Look through the data below. Show each line where the string "Административного" occurs.

-.-.-

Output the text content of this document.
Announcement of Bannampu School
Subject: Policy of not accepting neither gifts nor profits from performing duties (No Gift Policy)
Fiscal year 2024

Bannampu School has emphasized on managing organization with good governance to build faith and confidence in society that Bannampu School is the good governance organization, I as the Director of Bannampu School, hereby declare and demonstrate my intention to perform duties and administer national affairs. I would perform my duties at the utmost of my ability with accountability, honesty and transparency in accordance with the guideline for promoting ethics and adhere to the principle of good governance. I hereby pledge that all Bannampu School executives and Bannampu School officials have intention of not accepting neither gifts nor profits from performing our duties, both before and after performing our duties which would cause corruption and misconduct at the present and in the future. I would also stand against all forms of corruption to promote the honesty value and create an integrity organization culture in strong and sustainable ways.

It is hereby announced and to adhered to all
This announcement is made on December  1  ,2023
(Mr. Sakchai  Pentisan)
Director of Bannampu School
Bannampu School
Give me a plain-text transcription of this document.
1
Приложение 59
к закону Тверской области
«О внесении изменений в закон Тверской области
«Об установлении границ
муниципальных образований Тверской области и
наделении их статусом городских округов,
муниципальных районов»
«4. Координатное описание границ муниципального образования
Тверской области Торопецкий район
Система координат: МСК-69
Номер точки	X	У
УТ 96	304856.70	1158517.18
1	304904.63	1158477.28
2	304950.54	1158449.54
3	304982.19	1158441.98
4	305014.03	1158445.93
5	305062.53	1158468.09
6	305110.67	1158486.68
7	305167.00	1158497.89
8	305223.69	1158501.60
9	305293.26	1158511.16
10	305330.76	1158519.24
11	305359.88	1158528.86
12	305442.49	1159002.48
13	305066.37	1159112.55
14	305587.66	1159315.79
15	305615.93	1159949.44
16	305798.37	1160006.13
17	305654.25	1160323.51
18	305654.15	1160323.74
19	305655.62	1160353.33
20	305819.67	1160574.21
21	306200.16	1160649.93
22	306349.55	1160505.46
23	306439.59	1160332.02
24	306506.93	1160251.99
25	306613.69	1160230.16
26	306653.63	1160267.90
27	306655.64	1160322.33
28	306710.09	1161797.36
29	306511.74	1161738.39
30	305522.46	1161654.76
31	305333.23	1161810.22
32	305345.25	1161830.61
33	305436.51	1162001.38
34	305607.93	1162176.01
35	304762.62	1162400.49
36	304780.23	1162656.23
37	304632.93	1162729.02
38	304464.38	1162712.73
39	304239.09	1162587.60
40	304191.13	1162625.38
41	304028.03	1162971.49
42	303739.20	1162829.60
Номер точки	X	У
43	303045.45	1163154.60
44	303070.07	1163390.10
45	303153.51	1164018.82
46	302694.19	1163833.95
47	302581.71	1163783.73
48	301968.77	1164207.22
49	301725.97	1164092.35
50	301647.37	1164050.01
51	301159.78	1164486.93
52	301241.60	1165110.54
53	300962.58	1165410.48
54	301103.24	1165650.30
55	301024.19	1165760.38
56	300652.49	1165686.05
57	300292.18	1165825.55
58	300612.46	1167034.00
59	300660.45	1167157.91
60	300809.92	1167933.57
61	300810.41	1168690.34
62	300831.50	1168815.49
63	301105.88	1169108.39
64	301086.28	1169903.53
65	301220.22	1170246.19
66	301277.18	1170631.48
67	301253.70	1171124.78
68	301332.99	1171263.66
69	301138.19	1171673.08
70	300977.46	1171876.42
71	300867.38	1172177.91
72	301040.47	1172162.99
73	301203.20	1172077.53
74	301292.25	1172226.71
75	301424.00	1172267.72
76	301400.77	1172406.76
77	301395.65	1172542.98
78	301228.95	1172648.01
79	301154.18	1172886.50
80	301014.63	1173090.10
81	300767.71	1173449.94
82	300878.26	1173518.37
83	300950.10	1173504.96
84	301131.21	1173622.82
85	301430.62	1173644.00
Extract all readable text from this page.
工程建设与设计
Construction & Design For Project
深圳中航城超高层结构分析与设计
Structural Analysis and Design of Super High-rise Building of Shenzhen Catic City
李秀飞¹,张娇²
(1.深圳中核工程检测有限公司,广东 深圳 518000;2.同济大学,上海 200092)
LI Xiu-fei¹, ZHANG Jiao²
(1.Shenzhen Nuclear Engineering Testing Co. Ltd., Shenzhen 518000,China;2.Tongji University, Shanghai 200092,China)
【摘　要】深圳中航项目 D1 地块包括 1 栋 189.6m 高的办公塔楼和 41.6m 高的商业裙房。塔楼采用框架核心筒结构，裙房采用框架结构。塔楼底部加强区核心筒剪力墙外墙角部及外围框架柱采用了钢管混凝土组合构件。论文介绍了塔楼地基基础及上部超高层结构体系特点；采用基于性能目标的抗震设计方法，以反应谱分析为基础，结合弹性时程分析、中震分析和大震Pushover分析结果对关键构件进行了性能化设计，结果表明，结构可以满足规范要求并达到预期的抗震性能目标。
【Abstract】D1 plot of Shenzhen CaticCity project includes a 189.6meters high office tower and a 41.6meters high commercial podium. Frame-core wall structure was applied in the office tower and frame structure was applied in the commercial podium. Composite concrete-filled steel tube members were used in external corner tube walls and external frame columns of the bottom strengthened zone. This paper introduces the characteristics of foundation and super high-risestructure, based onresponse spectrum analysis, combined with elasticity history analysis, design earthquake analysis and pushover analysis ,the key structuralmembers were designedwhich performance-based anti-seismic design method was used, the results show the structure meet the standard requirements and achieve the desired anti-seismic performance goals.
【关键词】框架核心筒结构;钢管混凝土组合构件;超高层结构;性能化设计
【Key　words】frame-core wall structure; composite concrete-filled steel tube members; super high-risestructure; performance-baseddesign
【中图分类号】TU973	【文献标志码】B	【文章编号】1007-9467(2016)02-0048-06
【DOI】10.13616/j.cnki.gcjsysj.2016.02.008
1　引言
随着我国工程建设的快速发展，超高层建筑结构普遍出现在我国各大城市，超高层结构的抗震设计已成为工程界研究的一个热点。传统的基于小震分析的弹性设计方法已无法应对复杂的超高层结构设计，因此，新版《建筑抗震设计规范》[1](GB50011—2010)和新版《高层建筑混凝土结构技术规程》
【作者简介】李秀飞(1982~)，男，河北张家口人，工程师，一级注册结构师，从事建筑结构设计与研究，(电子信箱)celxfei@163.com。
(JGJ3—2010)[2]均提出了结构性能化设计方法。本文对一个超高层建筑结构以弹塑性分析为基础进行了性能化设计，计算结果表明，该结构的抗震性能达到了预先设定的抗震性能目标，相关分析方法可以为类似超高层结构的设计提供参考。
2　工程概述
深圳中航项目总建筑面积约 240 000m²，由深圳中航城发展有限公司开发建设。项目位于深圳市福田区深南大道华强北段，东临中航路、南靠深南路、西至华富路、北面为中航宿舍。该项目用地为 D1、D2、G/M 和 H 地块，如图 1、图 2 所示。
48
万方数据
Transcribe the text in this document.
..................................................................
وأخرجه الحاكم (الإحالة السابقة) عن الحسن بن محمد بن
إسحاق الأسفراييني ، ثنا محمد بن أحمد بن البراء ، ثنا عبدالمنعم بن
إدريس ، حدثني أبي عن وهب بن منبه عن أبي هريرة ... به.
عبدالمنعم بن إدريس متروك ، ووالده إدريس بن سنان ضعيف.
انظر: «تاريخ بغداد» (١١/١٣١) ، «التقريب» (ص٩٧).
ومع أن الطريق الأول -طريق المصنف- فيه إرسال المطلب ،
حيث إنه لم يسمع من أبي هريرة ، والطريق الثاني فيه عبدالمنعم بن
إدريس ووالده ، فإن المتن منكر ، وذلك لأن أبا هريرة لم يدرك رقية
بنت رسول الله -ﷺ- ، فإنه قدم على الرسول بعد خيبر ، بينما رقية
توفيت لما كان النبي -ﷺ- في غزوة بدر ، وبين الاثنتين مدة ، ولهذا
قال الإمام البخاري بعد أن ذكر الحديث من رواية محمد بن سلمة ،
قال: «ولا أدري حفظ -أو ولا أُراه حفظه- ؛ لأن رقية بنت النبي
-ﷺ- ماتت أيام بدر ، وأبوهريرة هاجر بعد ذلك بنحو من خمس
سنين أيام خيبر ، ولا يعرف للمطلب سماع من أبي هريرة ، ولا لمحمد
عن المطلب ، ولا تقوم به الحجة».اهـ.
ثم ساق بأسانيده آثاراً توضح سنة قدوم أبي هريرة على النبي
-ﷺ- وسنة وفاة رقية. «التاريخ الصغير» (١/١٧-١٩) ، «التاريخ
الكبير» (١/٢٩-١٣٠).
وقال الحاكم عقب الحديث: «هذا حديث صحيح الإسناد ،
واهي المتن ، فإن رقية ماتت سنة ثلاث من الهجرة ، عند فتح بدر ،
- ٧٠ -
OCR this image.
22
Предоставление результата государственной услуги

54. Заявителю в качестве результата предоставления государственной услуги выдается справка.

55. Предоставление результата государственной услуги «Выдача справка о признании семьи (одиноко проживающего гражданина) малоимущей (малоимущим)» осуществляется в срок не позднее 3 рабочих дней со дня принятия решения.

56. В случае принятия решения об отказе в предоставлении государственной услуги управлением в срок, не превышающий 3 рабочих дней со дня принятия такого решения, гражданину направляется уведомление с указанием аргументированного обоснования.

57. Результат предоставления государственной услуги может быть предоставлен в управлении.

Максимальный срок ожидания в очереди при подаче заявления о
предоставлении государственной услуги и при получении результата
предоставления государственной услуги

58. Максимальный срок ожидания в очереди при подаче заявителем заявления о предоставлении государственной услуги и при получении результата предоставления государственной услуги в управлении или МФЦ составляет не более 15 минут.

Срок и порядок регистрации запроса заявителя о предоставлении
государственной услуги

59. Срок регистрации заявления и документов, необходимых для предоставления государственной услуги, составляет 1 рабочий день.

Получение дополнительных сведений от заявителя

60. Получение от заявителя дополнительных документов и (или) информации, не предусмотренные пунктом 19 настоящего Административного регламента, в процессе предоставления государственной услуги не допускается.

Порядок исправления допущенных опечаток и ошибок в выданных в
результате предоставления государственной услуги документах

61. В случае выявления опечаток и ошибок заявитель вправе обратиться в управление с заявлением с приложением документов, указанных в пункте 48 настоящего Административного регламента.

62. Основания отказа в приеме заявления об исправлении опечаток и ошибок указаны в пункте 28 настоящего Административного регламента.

-.-.-

■ **ANSWER TO THIS PROBLEM**:
60. Получение от заявителя дополнительных документов и (или) информации, не предусмотренные пунктом 19 настоящего Административного регламента, в процессе предоставления государственной услуги не допускается.
61. В случае выявления опечаток и ошибок заявитель вправе обратиться в управление с заявлением с приложением документов, указанных в пункте 48 настоящего Административного регламента.
62. Основания отказа в приеме заявления об исправлении опечаток и ошибок указаны в пункте 28 настоящего Административного регламента.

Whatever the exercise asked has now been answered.